- _Exercise requirements_
Go through the records and show each line where the word "заходів" occurs.

- _Record extracts_

== == ==

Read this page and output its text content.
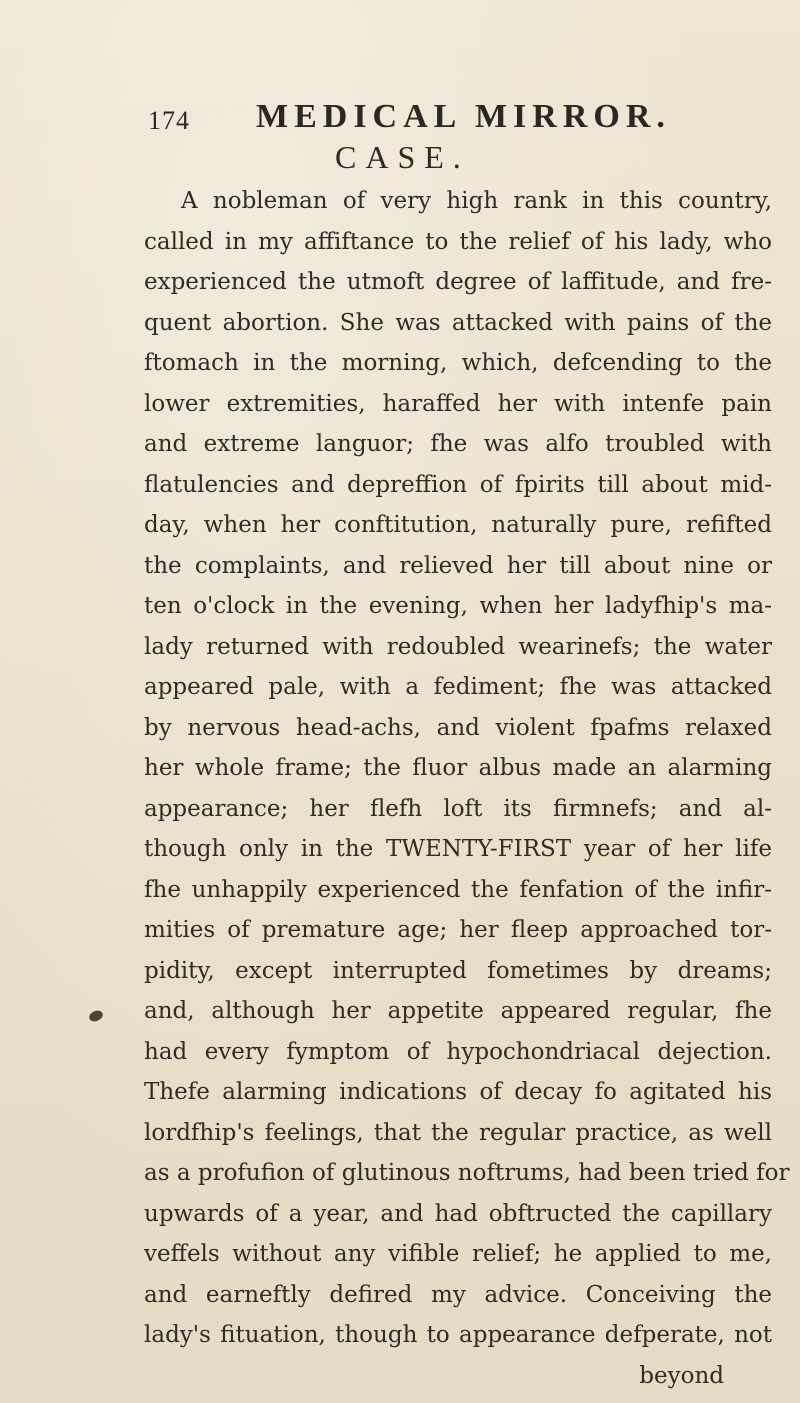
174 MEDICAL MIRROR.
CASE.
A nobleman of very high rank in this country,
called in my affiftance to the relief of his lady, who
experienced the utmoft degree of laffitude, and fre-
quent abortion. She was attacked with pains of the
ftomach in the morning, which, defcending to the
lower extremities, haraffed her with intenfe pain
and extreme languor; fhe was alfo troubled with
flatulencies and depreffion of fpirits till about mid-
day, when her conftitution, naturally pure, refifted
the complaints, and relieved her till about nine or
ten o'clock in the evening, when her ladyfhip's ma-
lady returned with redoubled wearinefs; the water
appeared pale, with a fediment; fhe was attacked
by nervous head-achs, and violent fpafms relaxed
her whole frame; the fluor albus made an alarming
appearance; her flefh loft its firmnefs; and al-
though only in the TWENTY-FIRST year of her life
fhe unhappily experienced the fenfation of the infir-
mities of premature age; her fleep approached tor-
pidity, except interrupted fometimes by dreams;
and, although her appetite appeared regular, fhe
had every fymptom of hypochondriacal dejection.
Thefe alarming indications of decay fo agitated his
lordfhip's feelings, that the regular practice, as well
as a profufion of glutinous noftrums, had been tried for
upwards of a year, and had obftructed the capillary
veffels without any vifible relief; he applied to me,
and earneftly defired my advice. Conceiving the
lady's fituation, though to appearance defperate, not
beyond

== == ==

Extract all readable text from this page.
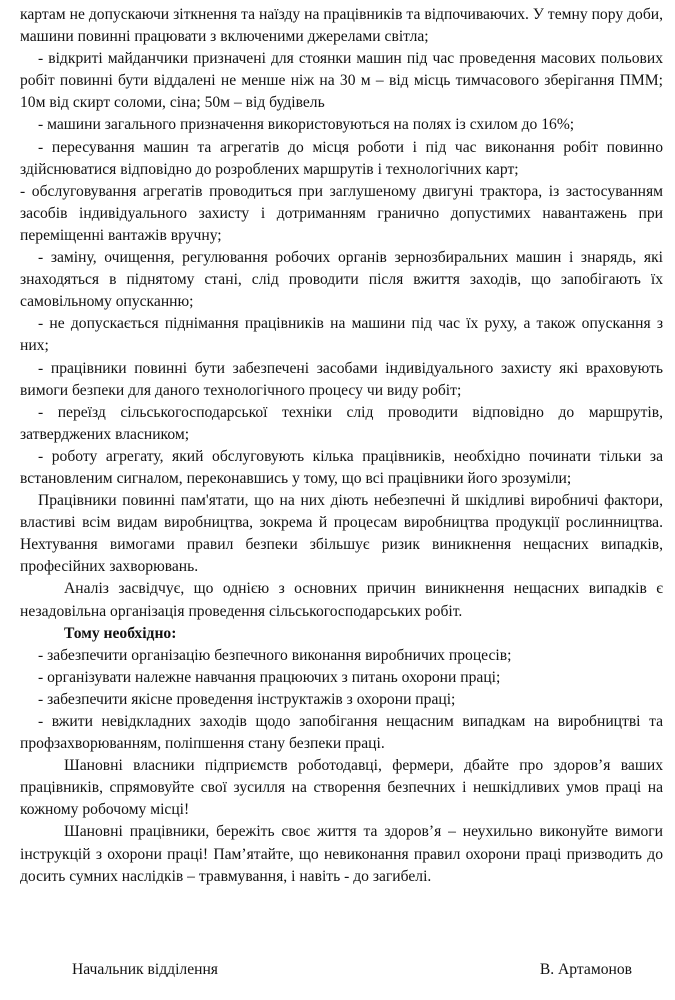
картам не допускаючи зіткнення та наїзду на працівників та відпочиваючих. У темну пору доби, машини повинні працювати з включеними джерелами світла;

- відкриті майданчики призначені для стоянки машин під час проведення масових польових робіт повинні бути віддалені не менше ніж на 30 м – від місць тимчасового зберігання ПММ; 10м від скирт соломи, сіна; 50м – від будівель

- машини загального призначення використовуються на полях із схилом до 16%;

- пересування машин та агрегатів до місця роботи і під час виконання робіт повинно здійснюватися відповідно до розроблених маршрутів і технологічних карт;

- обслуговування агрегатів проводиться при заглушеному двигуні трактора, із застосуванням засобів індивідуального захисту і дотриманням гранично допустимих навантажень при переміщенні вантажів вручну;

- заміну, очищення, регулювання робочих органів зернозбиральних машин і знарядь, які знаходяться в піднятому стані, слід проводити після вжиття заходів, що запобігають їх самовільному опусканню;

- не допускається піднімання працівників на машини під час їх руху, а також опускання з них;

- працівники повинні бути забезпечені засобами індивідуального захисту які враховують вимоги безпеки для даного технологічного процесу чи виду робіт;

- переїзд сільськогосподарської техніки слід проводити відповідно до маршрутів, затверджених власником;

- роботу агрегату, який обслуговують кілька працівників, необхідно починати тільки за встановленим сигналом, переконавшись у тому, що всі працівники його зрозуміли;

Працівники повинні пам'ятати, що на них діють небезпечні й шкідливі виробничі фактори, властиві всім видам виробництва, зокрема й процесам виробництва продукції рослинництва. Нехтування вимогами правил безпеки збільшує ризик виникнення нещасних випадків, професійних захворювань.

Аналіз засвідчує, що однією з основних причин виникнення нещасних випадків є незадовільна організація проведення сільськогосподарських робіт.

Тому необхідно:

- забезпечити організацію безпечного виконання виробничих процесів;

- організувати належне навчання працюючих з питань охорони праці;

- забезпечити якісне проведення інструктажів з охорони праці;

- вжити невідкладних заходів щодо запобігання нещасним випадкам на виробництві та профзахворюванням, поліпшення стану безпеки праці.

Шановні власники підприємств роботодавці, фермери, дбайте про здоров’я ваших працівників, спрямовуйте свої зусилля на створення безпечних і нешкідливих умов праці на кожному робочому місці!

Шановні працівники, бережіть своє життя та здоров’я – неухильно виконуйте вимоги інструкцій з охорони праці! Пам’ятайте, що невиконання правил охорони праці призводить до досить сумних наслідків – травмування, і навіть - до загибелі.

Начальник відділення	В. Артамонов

== == ==

- _Written solution_
- заміну, очищення, регулювання робочих органів зернозбиральних машин і знарядь, які знаходяться в піднятому стані, слід проводити після вжиття заходів, що запобігають їх самовільному опусканню;
- вжити невідкладних заходів щодо запобігання нещасним випадкам на виробництві та профзахворюванням, поліпшення стану безпеки праці.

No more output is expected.